==== Data records

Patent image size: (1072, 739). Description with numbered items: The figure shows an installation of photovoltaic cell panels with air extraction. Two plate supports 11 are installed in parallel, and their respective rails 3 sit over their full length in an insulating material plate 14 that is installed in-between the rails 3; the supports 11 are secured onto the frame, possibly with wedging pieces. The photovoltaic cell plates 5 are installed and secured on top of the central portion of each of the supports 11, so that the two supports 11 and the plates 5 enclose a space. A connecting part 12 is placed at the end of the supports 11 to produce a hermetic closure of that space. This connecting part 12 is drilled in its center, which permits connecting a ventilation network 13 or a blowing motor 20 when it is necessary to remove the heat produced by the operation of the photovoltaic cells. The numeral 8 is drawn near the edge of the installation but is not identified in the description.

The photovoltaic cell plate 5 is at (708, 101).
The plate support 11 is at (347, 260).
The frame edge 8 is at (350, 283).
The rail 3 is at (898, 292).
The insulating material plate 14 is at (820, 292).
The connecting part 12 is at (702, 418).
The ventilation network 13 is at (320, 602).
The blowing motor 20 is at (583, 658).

========

## Task statement
Extract each entry in full and write it down exactly.

## Result of the task
Patent image size: (1072, 739). Description with numbered items: The figure shows an installation of photovoltaic cell panels with air extraction. Two plate supports 11 are installed in parallel, and their respective rails 3 sit over their full length in an insulating material plate 14 that is installed in-between the rails 3; the supports 11 are secured onto the frame, possibly with wedging pieces. The photovoltaic cell plates 5 are installed and secured on top of the central portion of each of the supports 11, so that the two supports 11 and the plates 5 enclose a space. A connecting part 12 is placed at the end of the supports 11 to produce a hermetic closure of that space. This connecting part 12 is drilled in its center, which permits connecting a ventilation network 13 or a blowing motor 20 when it is necessary to remove the heat produced by the operation of the photovoltaic cells. The numeral 8 is drawn near the edge of the installation but is not identified in the description.

The photovoltaic cell plate 5 is at (708, 101).
The plate support 11 is at (347, 260).
The frame edge 8 is at (350, 283).
The rail 3 is at (898, 292).
The insulating material plate 14 is at (820, 292).
The connecting part 12 is at (702, 418).
The ventilation network 13 is at (320, 602).
The blowing motor 20 is at (583, 658).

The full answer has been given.